-- Input start --

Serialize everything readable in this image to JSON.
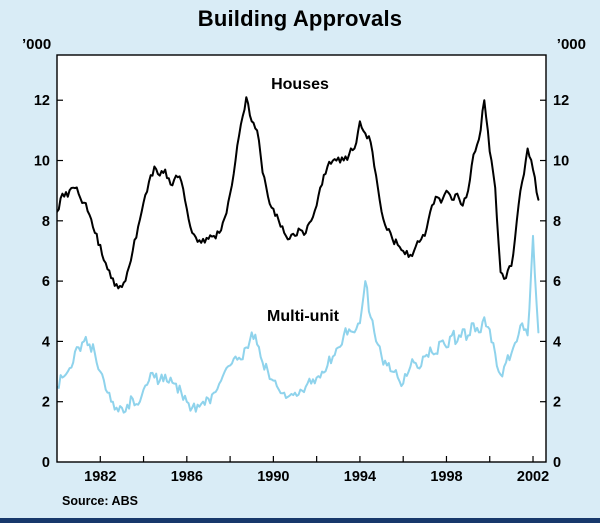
{
  "page": {
    "title": "Building Approvals",
    "source": "Source: ABS"
  },
  "chart_data": {
    "type": "line",
    "title": "Building Approvals",
    "unit_label_left": "’000",
    "unit_label_right": "’000",
    "grid": false,
    "legend_position": "inline-labels",
    "x_start": 1980.0,
    "x_step": 0.25,
    "xlim": [
      1980.0,
      2002.6
    ],
    "ylim": [
      0,
      13.5
    ],
    "yticks": [
      0,
      2,
      4,
      6,
      8,
      10,
      12
    ],
    "xtick_marks": [
      1980,
      1982,
      1984,
      1986,
      1988,
      1990,
      1992,
      1994,
      1996,
      1998,
      2000,
      2002
    ],
    "xtick_labels": [
      "1982",
      "1986",
      "1990",
      "1994",
      "1998",
      "2002"
    ],
    "xtick_label_years": [
      1982,
      1986,
      1990,
      1994,
      1998,
      2002
    ],
    "source": "Source: ABS",
    "colors": {
      "background": "#d9ecf6",
      "plot_background": "#ffffff",
      "frame": "#000000",
      "tick": "#000000",
      "text": "#000000",
      "footer_bar": "#17386b"
    },
    "render_noise": [
      0.22,
      0.14
    ],
    "series": [
      {
        "name": "Multi-unit",
        "color": "#8fd3ec",
        "width": 2,
        "values": [
          2.5,
          2.8,
          3.0,
          3.3,
          3.8,
          4.0,
          3.9,
          3.6,
          3.0,
          2.4,
          2.0,
          1.8,
          1.8,
          1.9,
          2.1,
          1.9,
          2.4,
          2.7,
          2.8,
          2.7,
          2.9,
          2.8,
          2.6,
          2.3,
          2.0,
          1.8,
          1.9,
          2.0,
          2.1,
          2.3,
          2.6,
          3.0,
          3.2,
          3.5,
          3.4,
          3.8,
          4.3,
          3.9,
          3.3,
          3.0,
          2.7,
          2.4,
          2.3,
          2.2,
          2.3,
          2.4,
          2.5,
          2.6,
          2.8,
          3.0,
          3.2,
          3.5,
          3.8,
          4.2,
          4.4,
          4.3,
          4.6,
          6.0,
          4.8,
          4.0,
          3.5,
          3.2,
          3.0,
          2.8,
          2.6,
          3.0,
          3.3,
          3.1,
          3.5,
          3.8,
          3.6,
          4.0,
          3.8,
          4.2,
          4.0,
          4.4,
          4.2,
          4.6,
          4.3,
          4.8,
          4.4,
          3.6,
          2.9,
          3.3,
          3.6,
          4.0,
          4.6,
          4.2,
          7.5,
          4.3
        ]
      },
      {
        "name": "Houses",
        "color": "#000000",
        "width": 2,
        "values": [
          8.3,
          8.9,
          8.8,
          9.1,
          8.9,
          8.6,
          8.2,
          7.6,
          7.2,
          6.6,
          6.1,
          5.9,
          5.8,
          6.3,
          7.0,
          7.8,
          8.6,
          9.3,
          9.8,
          9.5,
          9.7,
          9.2,
          9.5,
          9.3,
          8.4,
          7.6,
          7.3,
          7.4,
          7.4,
          7.5,
          7.6,
          8.1,
          8.9,
          10.0,
          11.2,
          12.1,
          11.3,
          11.0,
          9.6,
          8.8,
          8.4,
          8.0,
          7.6,
          7.4,
          7.5,
          7.7,
          7.6,
          8.0,
          8.5,
          9.2,
          9.8,
          10.0,
          10.1,
          10.0,
          10.2,
          10.4,
          11.3,
          10.9,
          10.6,
          9.5,
          8.3,
          7.7,
          7.4,
          7.2,
          7.0,
          6.8,
          7.0,
          7.3,
          7.5,
          8.3,
          8.8,
          8.6,
          9.0,
          8.7,
          8.9,
          8.5,
          9.0,
          10.2,
          10.7,
          12.0,
          10.3,
          9.1,
          6.3,
          6.1,
          6.5,
          8.0,
          9.3,
          10.4,
          9.7,
          8.7
        ]
      }
    ],
    "series_label_houses": "Houses",
    "series_label_multi": "Multi-unit"
  }
}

-- Input end --

## Requirement
Lines holding the word "Houses" in the entries above are the ones to pull out. Copy them all.

## Task output
        "name": "Houses",
    "series_label_houses": "Houses",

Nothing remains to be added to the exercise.